GOAL: Scan the data beneath this task and copy each line that includes "title".

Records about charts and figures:
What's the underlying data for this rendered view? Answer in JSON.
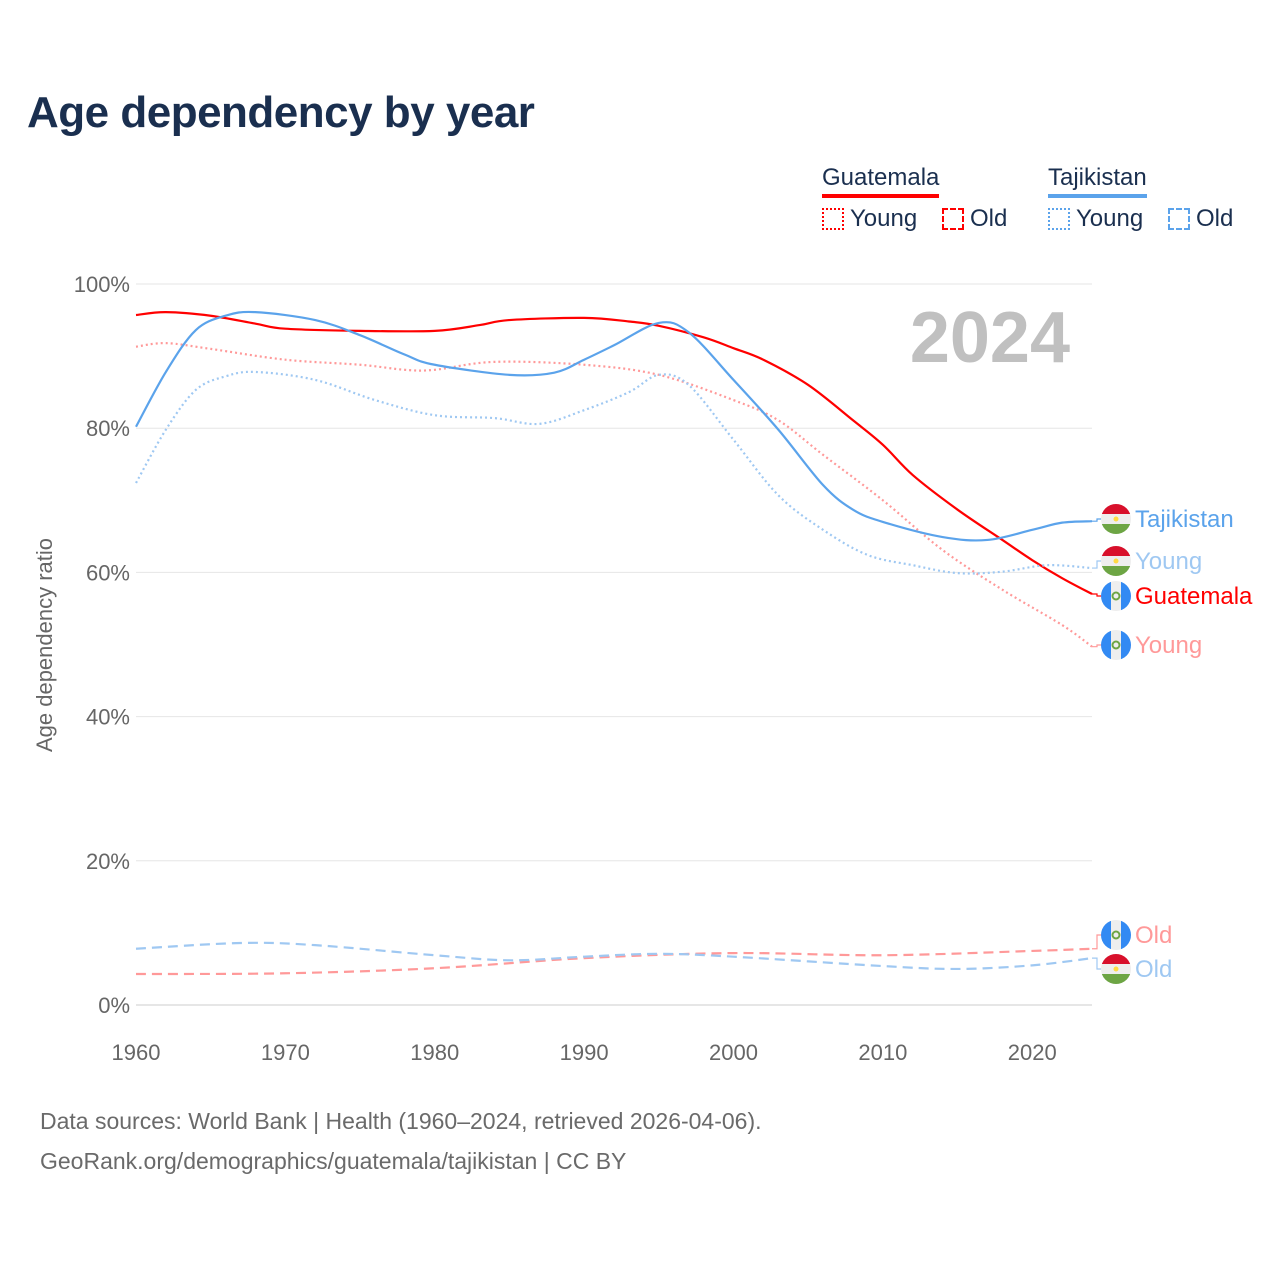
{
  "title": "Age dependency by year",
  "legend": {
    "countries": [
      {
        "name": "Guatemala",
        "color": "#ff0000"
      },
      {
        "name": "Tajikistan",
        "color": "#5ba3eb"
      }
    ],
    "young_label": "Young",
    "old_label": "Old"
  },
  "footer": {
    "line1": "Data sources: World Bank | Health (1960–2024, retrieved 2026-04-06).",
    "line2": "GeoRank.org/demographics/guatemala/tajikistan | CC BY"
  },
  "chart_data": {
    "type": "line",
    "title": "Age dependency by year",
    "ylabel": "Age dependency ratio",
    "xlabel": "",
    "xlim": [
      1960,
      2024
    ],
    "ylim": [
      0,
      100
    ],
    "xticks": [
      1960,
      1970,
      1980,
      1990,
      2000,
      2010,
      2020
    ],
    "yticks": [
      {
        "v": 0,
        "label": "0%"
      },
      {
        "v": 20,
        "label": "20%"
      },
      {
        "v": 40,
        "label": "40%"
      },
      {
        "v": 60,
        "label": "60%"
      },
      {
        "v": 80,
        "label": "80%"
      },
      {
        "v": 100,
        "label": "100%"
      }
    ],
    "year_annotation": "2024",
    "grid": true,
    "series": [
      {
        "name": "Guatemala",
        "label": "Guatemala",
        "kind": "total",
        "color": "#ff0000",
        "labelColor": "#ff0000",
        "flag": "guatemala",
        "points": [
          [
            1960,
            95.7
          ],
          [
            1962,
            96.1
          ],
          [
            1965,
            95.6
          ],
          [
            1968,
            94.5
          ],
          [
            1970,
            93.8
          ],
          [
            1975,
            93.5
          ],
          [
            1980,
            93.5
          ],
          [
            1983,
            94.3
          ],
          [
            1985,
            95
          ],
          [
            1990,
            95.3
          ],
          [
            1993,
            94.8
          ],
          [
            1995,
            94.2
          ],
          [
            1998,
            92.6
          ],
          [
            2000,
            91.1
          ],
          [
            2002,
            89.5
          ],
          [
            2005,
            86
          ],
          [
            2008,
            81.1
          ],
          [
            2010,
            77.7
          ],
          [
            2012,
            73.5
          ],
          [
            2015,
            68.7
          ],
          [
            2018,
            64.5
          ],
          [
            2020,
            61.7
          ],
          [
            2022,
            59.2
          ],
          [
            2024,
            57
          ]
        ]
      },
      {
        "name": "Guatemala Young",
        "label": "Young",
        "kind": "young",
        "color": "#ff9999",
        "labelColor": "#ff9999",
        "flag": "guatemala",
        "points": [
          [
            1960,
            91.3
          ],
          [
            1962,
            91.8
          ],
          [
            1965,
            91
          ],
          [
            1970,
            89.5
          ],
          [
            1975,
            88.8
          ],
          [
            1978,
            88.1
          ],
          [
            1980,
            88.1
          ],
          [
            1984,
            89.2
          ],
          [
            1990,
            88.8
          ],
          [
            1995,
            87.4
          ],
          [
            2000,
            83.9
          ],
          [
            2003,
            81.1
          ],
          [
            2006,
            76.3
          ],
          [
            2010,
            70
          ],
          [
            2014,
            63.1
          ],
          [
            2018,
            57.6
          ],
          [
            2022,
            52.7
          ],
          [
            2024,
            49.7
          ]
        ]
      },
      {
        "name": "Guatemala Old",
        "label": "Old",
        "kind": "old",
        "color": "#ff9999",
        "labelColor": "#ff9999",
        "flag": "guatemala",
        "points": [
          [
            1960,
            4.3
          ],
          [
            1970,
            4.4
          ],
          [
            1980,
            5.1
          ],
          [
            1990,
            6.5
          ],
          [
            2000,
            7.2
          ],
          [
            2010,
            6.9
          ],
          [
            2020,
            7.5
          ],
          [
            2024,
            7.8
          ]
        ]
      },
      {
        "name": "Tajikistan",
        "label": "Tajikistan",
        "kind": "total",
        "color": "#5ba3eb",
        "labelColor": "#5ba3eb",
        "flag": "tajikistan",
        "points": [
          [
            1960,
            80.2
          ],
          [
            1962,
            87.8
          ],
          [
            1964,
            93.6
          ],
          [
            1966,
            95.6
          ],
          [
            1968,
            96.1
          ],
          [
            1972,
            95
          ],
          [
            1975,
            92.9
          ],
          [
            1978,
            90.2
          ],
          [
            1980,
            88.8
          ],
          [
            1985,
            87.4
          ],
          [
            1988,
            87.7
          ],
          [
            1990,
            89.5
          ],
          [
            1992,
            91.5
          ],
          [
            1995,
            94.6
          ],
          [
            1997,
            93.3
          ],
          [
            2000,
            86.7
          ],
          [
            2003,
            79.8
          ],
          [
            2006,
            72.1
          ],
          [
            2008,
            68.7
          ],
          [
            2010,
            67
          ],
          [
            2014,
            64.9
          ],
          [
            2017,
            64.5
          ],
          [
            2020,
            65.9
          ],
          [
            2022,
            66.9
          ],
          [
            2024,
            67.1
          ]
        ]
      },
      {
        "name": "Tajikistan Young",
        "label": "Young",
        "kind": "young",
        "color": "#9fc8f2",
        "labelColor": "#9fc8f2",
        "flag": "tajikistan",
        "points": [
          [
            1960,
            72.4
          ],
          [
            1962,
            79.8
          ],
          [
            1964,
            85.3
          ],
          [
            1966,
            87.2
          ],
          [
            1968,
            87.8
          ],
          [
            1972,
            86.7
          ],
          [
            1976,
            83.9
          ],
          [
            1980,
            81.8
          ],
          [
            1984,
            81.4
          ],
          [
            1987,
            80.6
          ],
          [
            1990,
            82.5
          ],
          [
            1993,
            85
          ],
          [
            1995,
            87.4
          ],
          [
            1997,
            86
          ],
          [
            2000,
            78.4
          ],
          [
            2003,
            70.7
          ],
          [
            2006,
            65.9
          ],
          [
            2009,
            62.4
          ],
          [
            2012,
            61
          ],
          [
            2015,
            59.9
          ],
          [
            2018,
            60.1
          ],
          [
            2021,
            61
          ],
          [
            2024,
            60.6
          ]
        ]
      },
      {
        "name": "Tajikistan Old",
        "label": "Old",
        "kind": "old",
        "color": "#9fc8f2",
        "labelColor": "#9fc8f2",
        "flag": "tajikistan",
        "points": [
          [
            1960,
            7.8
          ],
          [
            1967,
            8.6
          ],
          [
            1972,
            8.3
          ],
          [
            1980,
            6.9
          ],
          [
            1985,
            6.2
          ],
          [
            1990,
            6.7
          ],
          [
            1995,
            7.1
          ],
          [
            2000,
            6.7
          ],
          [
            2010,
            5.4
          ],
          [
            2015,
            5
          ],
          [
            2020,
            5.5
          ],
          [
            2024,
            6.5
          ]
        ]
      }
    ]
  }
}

SOLUTION FOR THIS PROBLEM:
  "title": "Age dependency by year",
    "title": "Age dependency by year",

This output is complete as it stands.